_EXERCISE BRIEF_. Output all of the entries exactly as written.

Start SUPPLIED RECORDS

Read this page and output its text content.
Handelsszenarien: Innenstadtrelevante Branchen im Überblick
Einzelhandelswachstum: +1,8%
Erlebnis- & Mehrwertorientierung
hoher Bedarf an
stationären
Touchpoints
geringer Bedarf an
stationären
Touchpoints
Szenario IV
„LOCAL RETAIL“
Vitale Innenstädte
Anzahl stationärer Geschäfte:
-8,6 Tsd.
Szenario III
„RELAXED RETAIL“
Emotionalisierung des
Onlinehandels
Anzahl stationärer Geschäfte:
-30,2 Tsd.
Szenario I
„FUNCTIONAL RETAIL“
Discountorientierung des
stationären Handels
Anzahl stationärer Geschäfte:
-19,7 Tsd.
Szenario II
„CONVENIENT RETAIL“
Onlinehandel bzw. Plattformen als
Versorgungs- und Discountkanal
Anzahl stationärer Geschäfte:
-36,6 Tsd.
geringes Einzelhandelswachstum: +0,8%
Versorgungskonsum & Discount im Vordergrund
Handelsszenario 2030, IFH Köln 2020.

End SUPPLIED RECORDS

_OUTPUT OF THE EXERCISE_.
Read this page and output its text content.
Handelsszenarien: Innenstadtrelevante Branchen im Überblick
Einzelhandelswachstum: +1,8%
Erlebnis- & Mehrwertorientierung
hoher Bedarf an
stationären
Touchpoints
geringer Bedarf an
stationären
Touchpoints
Szenario IV
„LOCAL RETAIL“
Vitale Innenstädte
Anzahl stationärer Geschäfte:
-8,6 Tsd.
Szenario III
„RELAXED RETAIL“
Emotionalisierung des
Onlinehandels
Anzahl stationärer Geschäfte:
-30,2 Tsd.
Szenario I
„FUNCTIONAL RETAIL“
Discountorientierung des
stationären Handels
Anzahl stationärer Geschäfte:
-19,7 Tsd.
Szenario II
„CONVENIENT RETAIL“
Onlinehandel bzw. Plattformen als
Versorgungs- und Discountkanal
Anzahl stationärer Geschäfte:
-36,6 Tsd.
geringes Einzelhandelswachstum: +0,8%
Versorgungskonsum & Discount im Vordergrund
Handelsszenario 2030, IFH Köln 2020.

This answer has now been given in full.